## OBJECTIVE
Take each line that has the word "text" and return it.

[Saved entries]

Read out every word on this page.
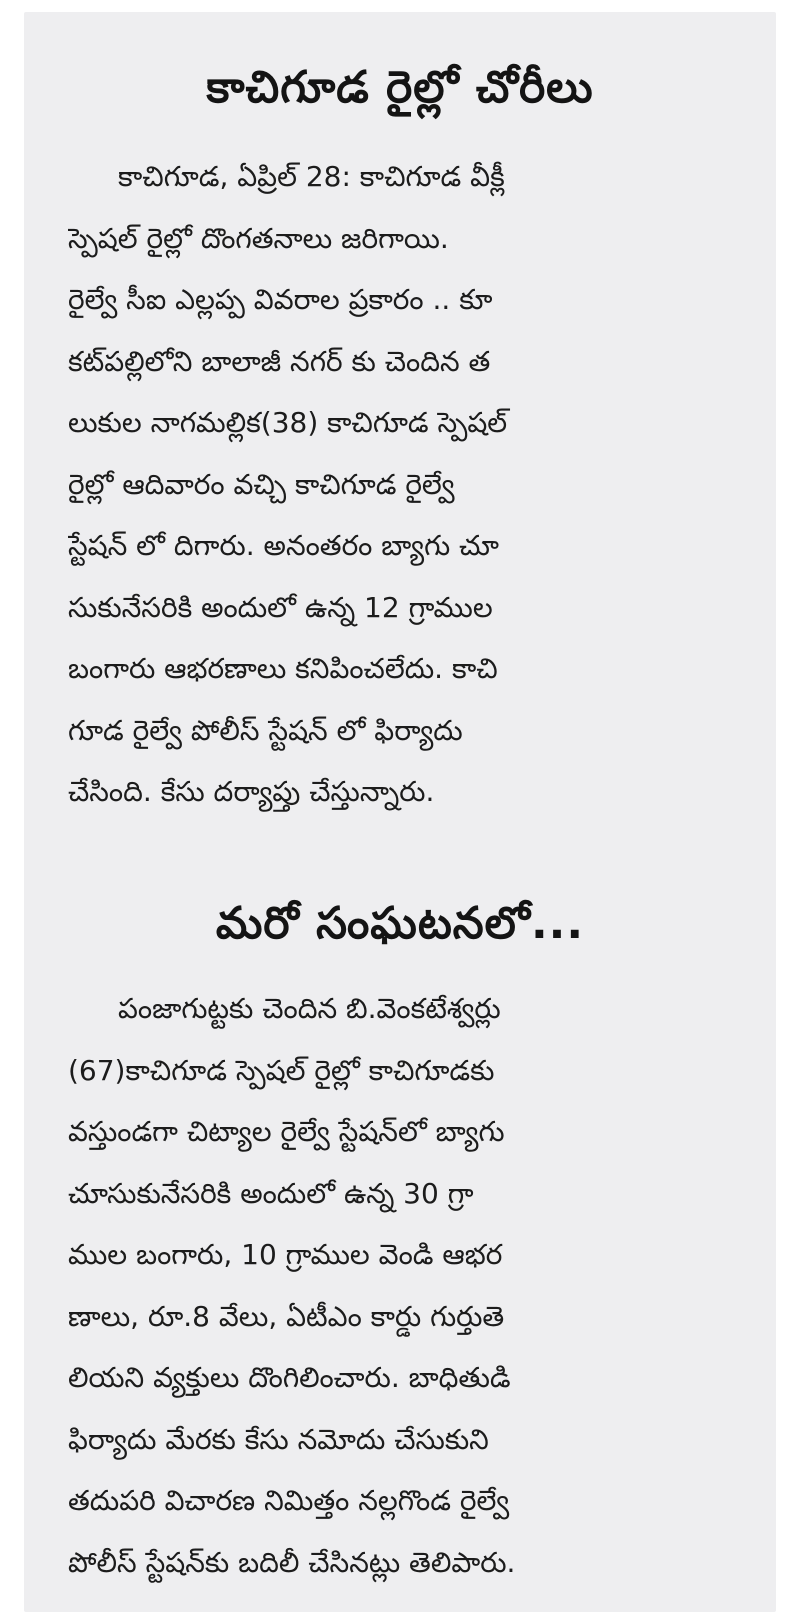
కాచిగూడ రైల్లో చోరీలు
కాచిగూడ, ఏప్రిల్ 28: కాచిగూడ వీక్లీ
స్పెషల్ రైల్లో దొంగతనాలు జరిగాయి.
రైల్వే సీఐ ఎల్లప్ప వివరాల ప్రకారం .. కూ
కట్‌పల్లిలోని బాలాజీ నగర్ కు చెందిన త
లుకుల నాగమల్లిక(38) కాచిగూడ స్పెషల్
రైల్లో ఆదివారం వచ్చి కాచిగూడ రైల్వే
స్టేషన్ లో దిగారు. అనంతరం బ్యాగు చూ
సుకునేసరికి అందులో ఉన్న 12 గ్రాముల
బంగారు ఆభరణాలు కనిపించలేదు. కాచి
గూడ రైల్వే పోలీస్ స్టేషన్ లో ఫిర్యాదు
చేసింది. కేసు దర్యాప్తు చేస్తున్నారు.
మరో సంఘటనలో...
పంజాగుట్టకు చెందిన బి.వెంకటేశ్వర్లు
(67)కాచిగూడ స్పెషల్ రైల్లో కాచిగూడకు
వస్తుండగా చిట్యాల రైల్వే స్టేషన్‌లో బ్యాగు
చూసుకునేసరికి అందులో ఉన్న 30 గ్రా
ముల బంగారు, 10 గ్రాముల వెండి ఆభర
ణాలు, రూ.8 వేలు, ఏటీఎం కార్డు గుర్తుతె
లియని వ్యక్తులు దొంగిలించారు. బాధితుడి
ఫిర్యాదు మేరకు కేసు నమోదు చేసుకుని
తదుపరి విచారణ నిమిత్తం నల్లగొండ రైల్వే
పోలీస్ స్టేషన్‌కు బదిలీ చేసినట్లు తెలిపారు.
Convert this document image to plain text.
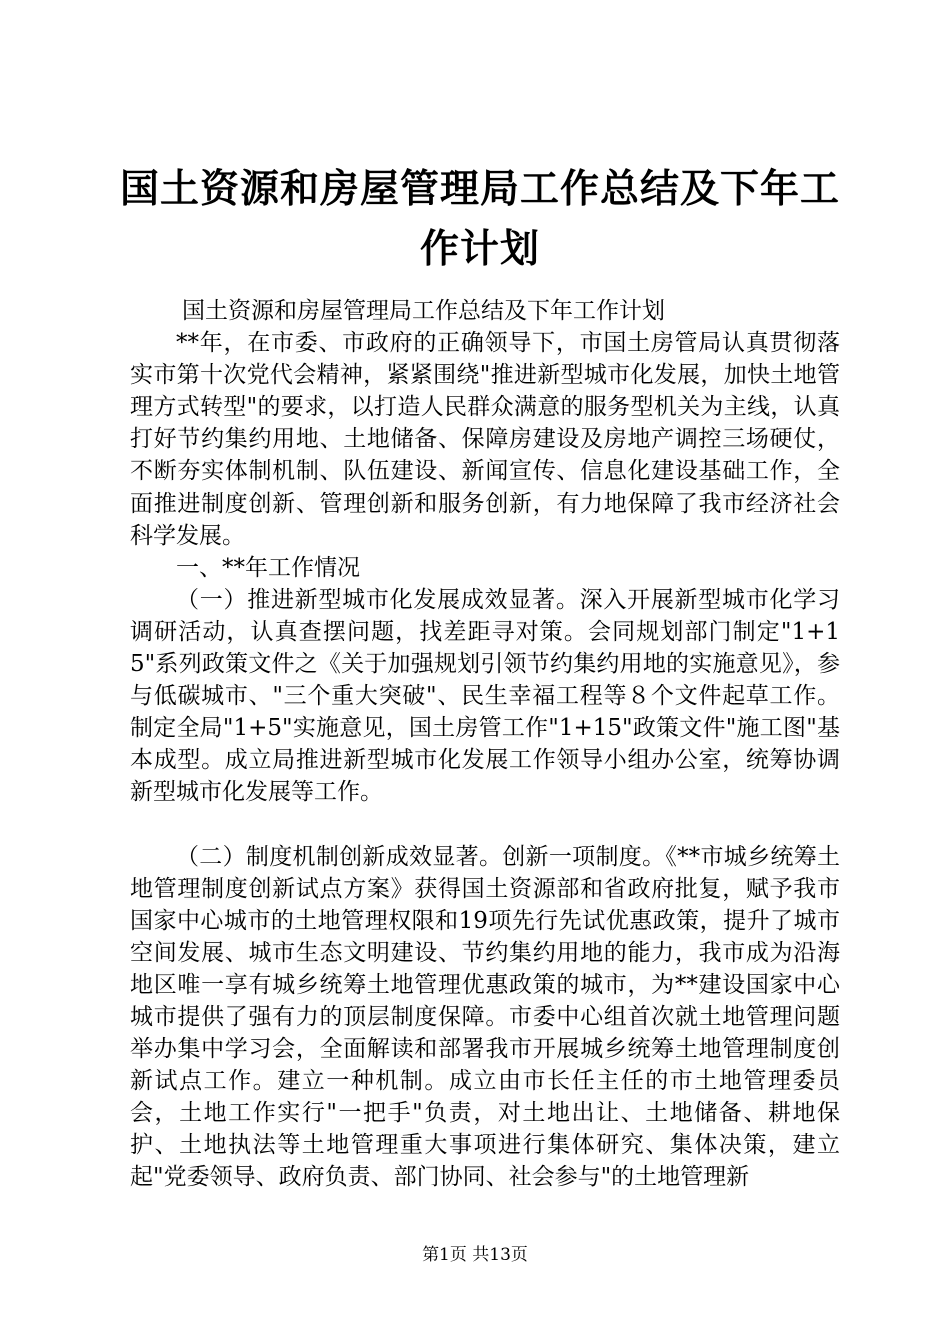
国土资源和房屋管理局工作总结及下年工作计划

国土资源和房屋管理局工作总结及下年工作计划

**年，在市委、市政府的正确领导下，市国土房管局认真贯彻落实市第十次党代会精神，紧紧围绕"推进新型城市化发展，加快土地管理方式转型"的要求，以打造人民群众满意的服务型机关为主线，认真打好节约集约用地、土地储备、保障房建设及房地产调控三场硬仗，不断夯实体制机制、队伍建设、新闻宣传、信息化建设基础工作，全面推进制度创新、管理创新和服务创新，有力地保障了我市经济社会科学发展。

一、**年工作情况

（一）推进新型城市化发展成效显著。深入开展新型城市化学习调研活动，认真查摆问题，找差距寻对策。会同规划部门制定"1+15"系列政策文件之《关于加强规划引领节约集约用地的实施意见》，参与低碳城市、"三个重大突破"、民生幸福工程等８个文件起草工作。制定全局"1+5"实施意见，国土房管工作"1+15"政策文件"施工图"基本成型。成立局推进新型城市化发展工作领导小组办公室，统筹协调新型城市化发展等工作。

（二）制度机制创新成效显著。创新一项制度。《**市城乡统筹土地管理制度创新试点方案》获得国土资源部和省政府批复，赋予我市国家中心城市的土地管理权限和19项先行先试优惠政策，提升了城市空间发展、城市生态文明建设、节约集约用地的能力，我市成为沿海地区唯一享有城乡统筹土地管理优惠政策的城市，为**建设国家中心城市提供了强有力的顶层制度保障。市委中心组首次就土地管理问题举办集中学习会，全面解读和部署我市开展城乡统筹土地管理制度创新试点工作。建立一种机制。成立由市长任主任的市土地管理委员会，土地工作实行"一把手"负责，对土地出让、土地储备、耕地保护、土地执法等土地管理重大事项进行集体研究、集体决策，建立起"党委领导、政府负责、部门协同、社会参与"的土地管理新

第1页 共13页
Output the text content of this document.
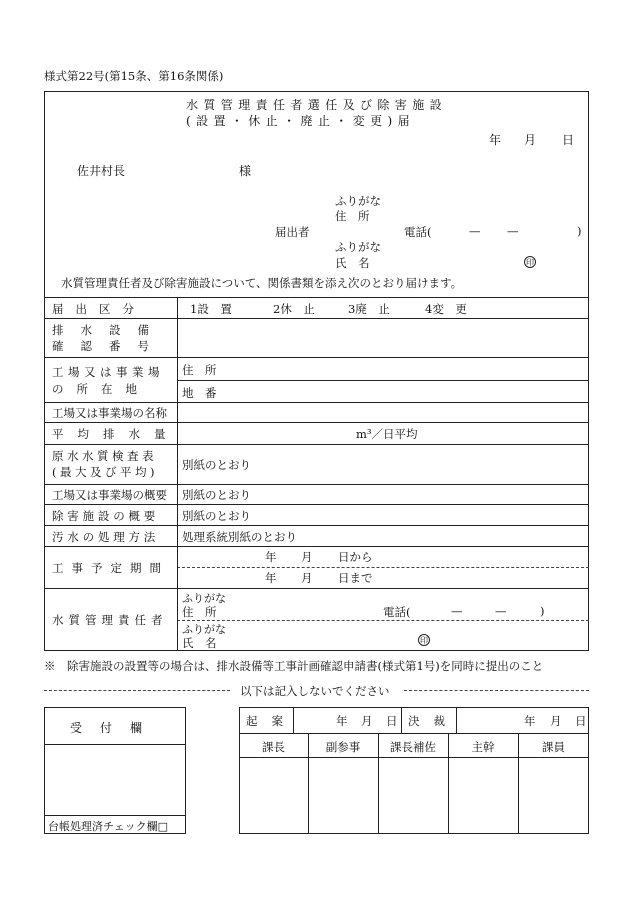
様式第22号(第15条、第16条関係)
水質管理責任者選任及び除害施設
(設置・休止・廃止・変更)届
年 月 日
佐井村長	様
ふりがな
住　所
届出者	電話(	— —	)
ふりがな
氏　名	印
水質管理責任者及び除害施設について、関係書類を添え次のとおり届けます。
届出区分	1設　置	2休　止	3廃　止	4変　更
排水設備
確認番号
工場又は事業場
の所在地
住　所
地　番
工場又は事業場の名称
平均排水量	m³／日平均
原水水質検査表
(最大及び平均) 別紙のとおり
工場又は事業場の概要 別紙のとおり
除害施設の概要 別紙のとおり
汚水の処理方法 処理系統別紙のとおり
工事予定期間
年 月 日から
年 月 日まで
水質管理責任者
ふりがな
住　所	電話(	—	—	)
ふりがな
氏　名	印
※　除害施設の設置等の場合は、排水設備等工事計画確認申請書(様式第1号)を同時に提出のこと
以下は記入しないでください
受付欄
台帳処理済チェック欄□
起案	年 月 日 決裁	年 月 日
課長	副参事	課長補佐	主幹	課員
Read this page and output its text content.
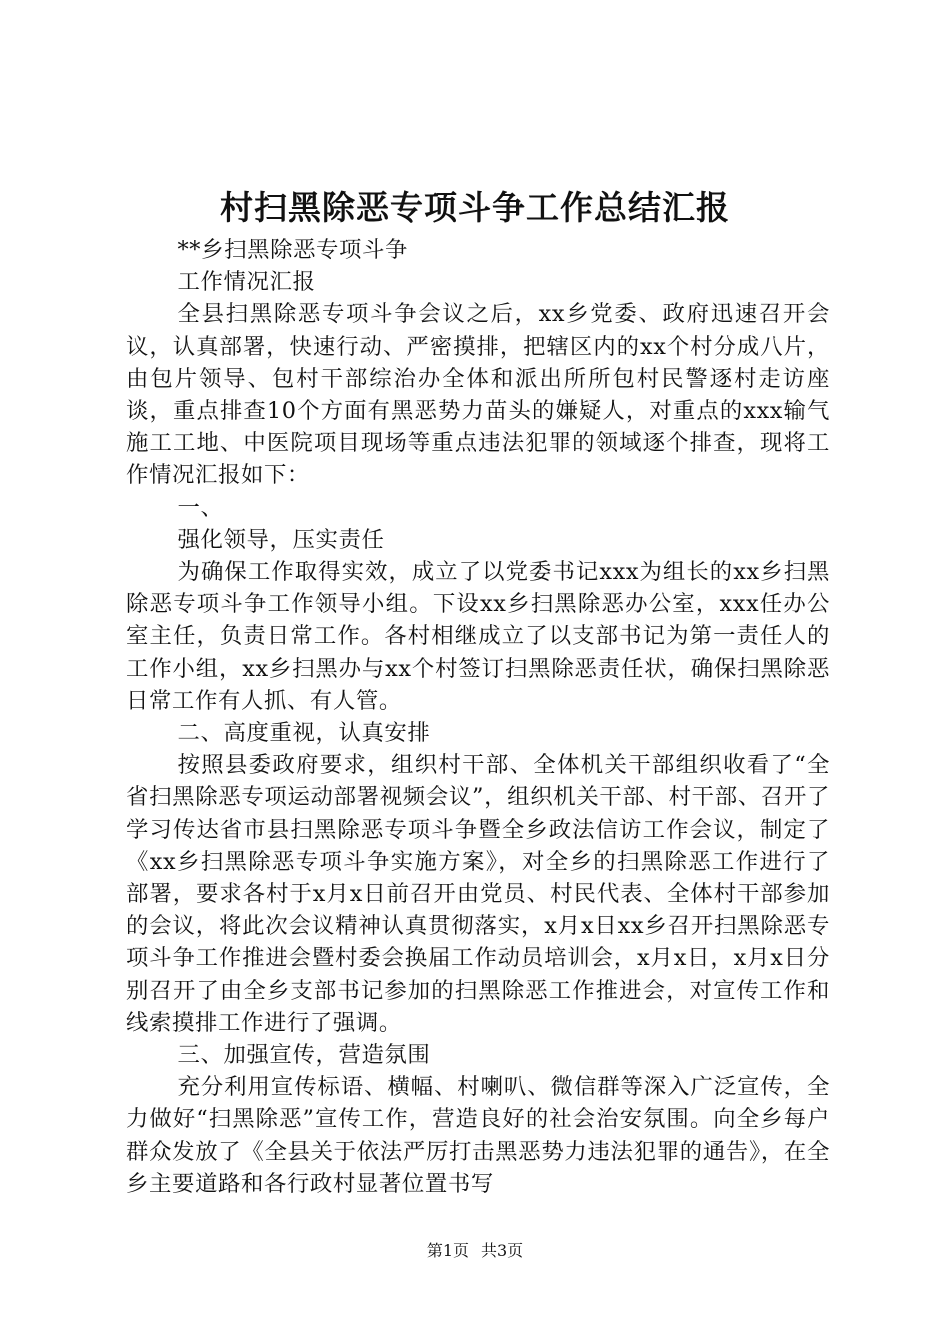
村扫黑除恶专项斗争工作总结汇报

**乡扫黑除恶专项斗争

工作情况汇报

全县扫黑除恶专项斗争会议之后，xx乡党委、政府迅速召开会议，认真部署，快速行动、严密摸排，把辖区内的xx个村分成八片，由包片领导、包村干部综治办全体和派出所所包村民警逐村走访座谈，重点排查10个方面有黑恶势力苗头的嫌疑人，对重点的xxx输气施工工地、中医院项目现场等重点违法犯罪的领域逐个排查，现将工作情况汇报如下：

一、

强化领导，压实责任

为确保工作取得实效，成立了以党委书记xxx为组长的xx乡扫黑除恶专项斗争工作领导小组。下设xx乡扫黑除恶办公室，xxx任办公室主任，负责日常工作。各村相继成立了以支部书记为第一责任人的工作小组，xx乡扫黑办与xx个村签订扫黑除恶责任状，确保扫黑除恶日常工作有人抓、有人管。

二、高度重视，认真安排

按照县委政府要求，组织村干部、全体机关干部组织收看了“全省扫黑除恶专项运动部署视频会议”，组织机关干部、村干部、召开了学习传达省市县扫黑除恶专项斗争暨全乡政法信访工作会议，制定了《xx乡扫黑除恶专项斗争实施方案》，对全乡的扫黑除恶工作进行了部署，要求各村于x月x日前召开由党员、村民代表、全体村干部参加的会议，将此次会议精神认真贯彻落实，x月x日xx乡召开扫黑除恶专项斗争工作推进会暨村委会换届工作动员培训会，x月x日，x月x日分别召开了由全乡支部书记参加的扫黑除恶工作推进会，对宣传工作和线索摸排工作进行了强调。

三、加强宣传，营造氛围

充分利用宣传标语、横幅、村喇叭、微信群等深入广泛宣传，全力做好“扫黑除恶”宣传工作，营造良好的社会治安氛围。向全乡每户群众发放了《全县关于依法严厉打击黑恶势力违法犯罪的通告》，在全乡主要道路和各行政村显著位置书写

第1页 共3页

## SOLUTION
Convert this document image to plain text.
Output the text content of this document.
Read this page and output its text content.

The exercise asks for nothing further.